**Task input**
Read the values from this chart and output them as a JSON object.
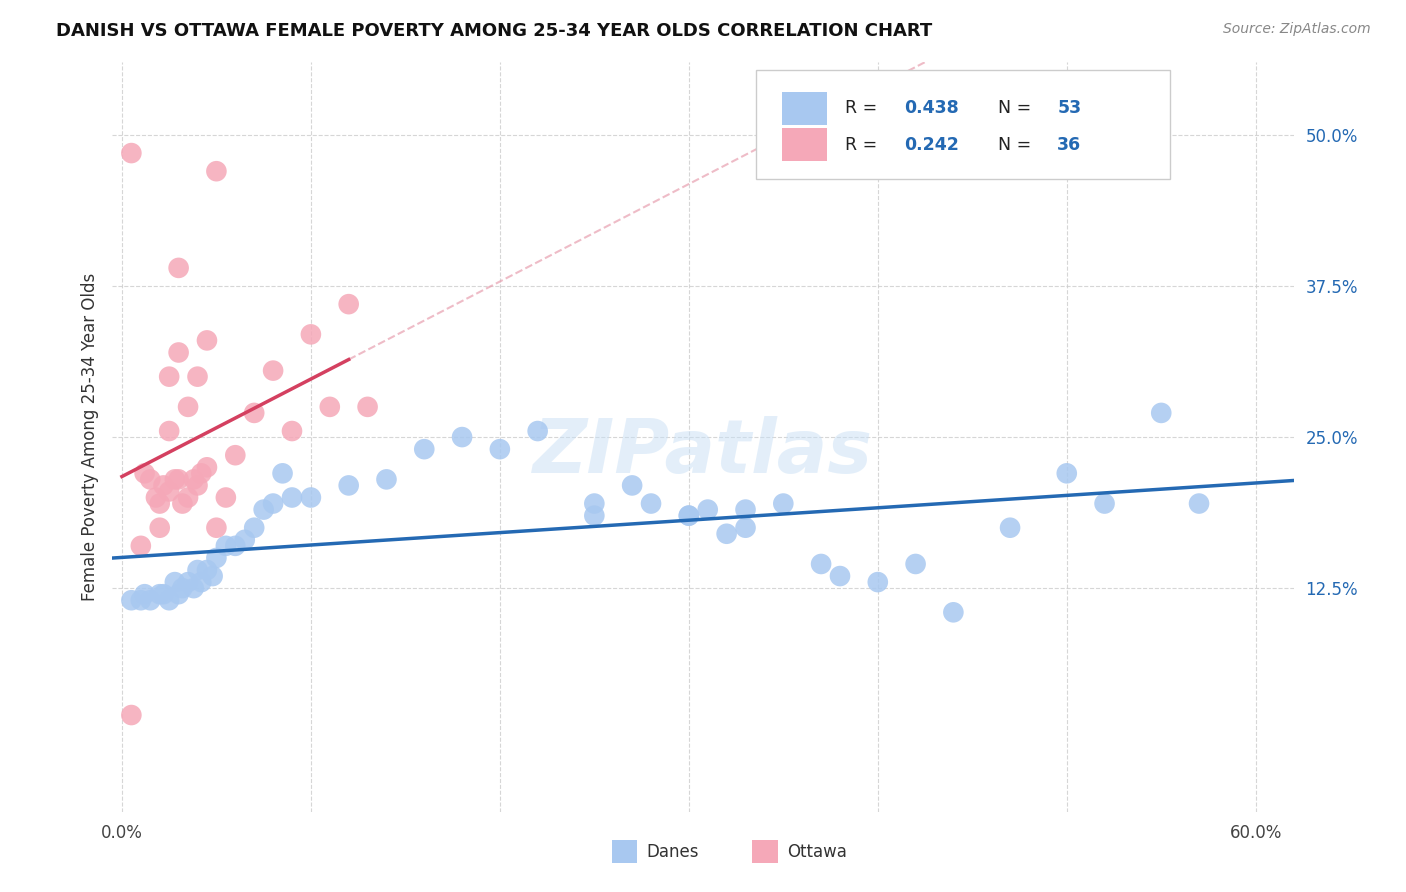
{
  "title": "DANISH VS OTTAWA FEMALE POVERTY AMONG 25-34 YEAR OLDS CORRELATION CHART",
  "source": "Source: ZipAtlas.com",
  "ylabel": "Female Poverty Among 25-34 Year Olds",
  "xlim": [
    -0.005,
    0.62
  ],
  "ylim": [
    -0.06,
    0.56
  ],
  "xticks": [
    0.0,
    0.1,
    0.2,
    0.3,
    0.4,
    0.5,
    0.6
  ],
  "xticklabels": [
    "0.0%",
    "",
    "",
    "",
    "",
    "",
    "60.0%"
  ],
  "yticks": [
    0.125,
    0.25,
    0.375,
    0.5
  ],
  "yticklabels": [
    "12.5%",
    "25.0%",
    "37.5%",
    "50.0%"
  ],
  "danes_color": "#a8c8f0",
  "ottawa_color": "#f5a8b8",
  "danes_line_color": "#2469b3",
  "ottawa_line_color": "#d44060",
  "ottawa_dash_color": "#e8a0b0",
  "r_val_color": "#2469b3",
  "background_color": "#ffffff",
  "grid_color": "#cccccc",
  "watermark": "ZIPatlas",
  "watermark_color": "#c8dff5",
  "danes_x": [
    0.005,
    0.01,
    0.012,
    0.015,
    0.02,
    0.022,
    0.025,
    0.028,
    0.03,
    0.032,
    0.035,
    0.038,
    0.04,
    0.042,
    0.045,
    0.048,
    0.05,
    0.055,
    0.06,
    0.065,
    0.07,
    0.075,
    0.08,
    0.085,
    0.09,
    0.1,
    0.12,
    0.14,
    0.16,
    0.18,
    0.2,
    0.22,
    0.25,
    0.27,
    0.28,
    0.3,
    0.31,
    0.32,
    0.33,
    0.35,
    0.37,
    0.38,
    0.4,
    0.42,
    0.44,
    0.47,
    0.5,
    0.52,
    0.55,
    0.57,
    0.33,
    0.25,
    0.3
  ],
  "danes_y": [
    0.115,
    0.115,
    0.12,
    0.115,
    0.12,
    0.12,
    0.115,
    0.13,
    0.12,
    0.125,
    0.13,
    0.125,
    0.14,
    0.13,
    0.14,
    0.135,
    0.15,
    0.16,
    0.16,
    0.165,
    0.175,
    0.19,
    0.195,
    0.22,
    0.2,
    0.2,
    0.21,
    0.215,
    0.24,
    0.25,
    0.24,
    0.255,
    0.195,
    0.21,
    0.195,
    0.185,
    0.19,
    0.17,
    0.175,
    0.195,
    0.145,
    0.135,
    0.13,
    0.145,
    0.105,
    0.175,
    0.22,
    0.195,
    0.27,
    0.195,
    0.19,
    0.185,
    0.185
  ],
  "ottawa_x": [
    0.005,
    0.01,
    0.012,
    0.015,
    0.018,
    0.02,
    0.022,
    0.025,
    0.028,
    0.03,
    0.032,
    0.035,
    0.038,
    0.04,
    0.042,
    0.045,
    0.05,
    0.055,
    0.06,
    0.07,
    0.08,
    0.09,
    0.1,
    0.11,
    0.12,
    0.13,
    0.02,
    0.025,
    0.03,
    0.025,
    0.03,
    0.035,
    0.04,
    0.045,
    0.05,
    0.005
  ],
  "ottawa_y": [
    0.02,
    0.16,
    0.22,
    0.215,
    0.2,
    0.195,
    0.21,
    0.205,
    0.215,
    0.215,
    0.195,
    0.2,
    0.215,
    0.21,
    0.22,
    0.225,
    0.175,
    0.2,
    0.235,
    0.27,
    0.305,
    0.255,
    0.335,
    0.275,
    0.36,
    0.275,
    0.175,
    0.3,
    0.32,
    0.255,
    0.39,
    0.275,
    0.3,
    0.33,
    0.47,
    0.485
  ],
  "legend_label_danes": "Danes",
  "legend_label_ottawa": "Ottawa"
}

**Objective**
Each record above is to be restated exactly, with its pictures removed from the copy.

**Expected answer**
Read the values from this chart and output them as a JSON object.
{
  "title": "DANISH VS OTTAWA FEMALE POVERTY AMONG 25-34 YEAR OLDS CORRELATION CHART",
  "source": "Source: ZipAtlas.com",
  "ylabel": "Female Poverty Among 25-34 Year Olds",
  "xlim": [
    -0.005,
    0.62
  ],
  "ylim": [
    -0.06,
    0.56
  ],
  "xticks": [
    0.0,
    0.1,
    0.2,
    0.3,
    0.4,
    0.5,
    0.6
  ],
  "xticklabels": [
    "0.0%",
    "",
    "",
    "",
    "",
    "",
    "60.0%"
  ],
  "yticks": [
    0.125,
    0.25,
    0.375,
    0.5
  ],
  "yticklabels": [
    "12.5%",
    "25.0%",
    "37.5%",
    "50.0%"
  ],
  "danes_color": "#a8c8f0",
  "ottawa_color": "#f5a8b8",
  "danes_line_color": "#2469b3",
  "ottawa_line_color": "#d44060",
  "ottawa_dash_color": "#e8a0b0",
  "r_val_color": "#2469b3",
  "background_color": "#ffffff",
  "grid_color": "#cccccc",
  "watermark": "ZIPatlas",
  "watermark_color": "#c8dff5",
  "danes_x": [
    0.005,
    0.01,
    0.012,
    0.015,
    0.02,
    0.022,
    0.025,
    0.028,
    0.03,
    0.032,
    0.035,
    0.038,
    0.04,
    0.042,
    0.045,
    0.048,
    0.05,
    0.055,
    0.06,
    0.065,
    0.07,
    0.075,
    0.08,
    0.085,
    0.09,
    0.1,
    0.12,
    0.14,
    0.16,
    0.18,
    0.2,
    0.22,
    0.25,
    0.27,
    0.28,
    0.3,
    0.31,
    0.32,
    0.33,
    0.35,
    0.37,
    0.38,
    0.4,
    0.42,
    0.44,
    0.47,
    0.5,
    0.52,
    0.55,
    0.57,
    0.33,
    0.25,
    0.3
  ],
  "danes_y": [
    0.115,
    0.115,
    0.12,
    0.115,
    0.12,
    0.12,
    0.115,
    0.13,
    0.12,
    0.125,
    0.13,
    0.125,
    0.14,
    0.13,
    0.14,
    0.135,
    0.15,
    0.16,
    0.16,
    0.165,
    0.175,
    0.19,
    0.195,
    0.22,
    0.2,
    0.2,
    0.21,
    0.215,
    0.24,
    0.25,
    0.24,
    0.255,
    0.195,
    0.21,
    0.195,
    0.185,
    0.19,
    0.17,
    0.175,
    0.195,
    0.145,
    0.135,
    0.13,
    0.145,
    0.105,
    0.175,
    0.22,
    0.195,
    0.27,
    0.195,
    0.19,
    0.185,
    0.185
  ],
  "ottawa_x": [
    0.005,
    0.01,
    0.012,
    0.015,
    0.018,
    0.02,
    0.022,
    0.025,
    0.028,
    0.03,
    0.032,
    0.035,
    0.038,
    0.04,
    0.042,
    0.045,
    0.05,
    0.055,
    0.06,
    0.07,
    0.08,
    0.09,
    0.1,
    0.11,
    0.12,
    0.13,
    0.02,
    0.025,
    0.03,
    0.025,
    0.03,
    0.035,
    0.04,
    0.045,
    0.05,
    0.005
  ],
  "ottawa_y": [
    0.02,
    0.16,
    0.22,
    0.215,
    0.2,
    0.195,
    0.21,
    0.205,
    0.215,
    0.215,
    0.195,
    0.2,
    0.215,
    0.21,
    0.22,
    0.225,
    0.175,
    0.2,
    0.235,
    0.27,
    0.305,
    0.255,
    0.335,
    0.275,
    0.36,
    0.275,
    0.175,
    0.3,
    0.32,
    0.255,
    0.39,
    0.275,
    0.3,
    0.33,
    0.47,
    0.485
  ],
  "legend_label_danes": "Danes",
  "legend_label_ottawa": "Ottawa"
}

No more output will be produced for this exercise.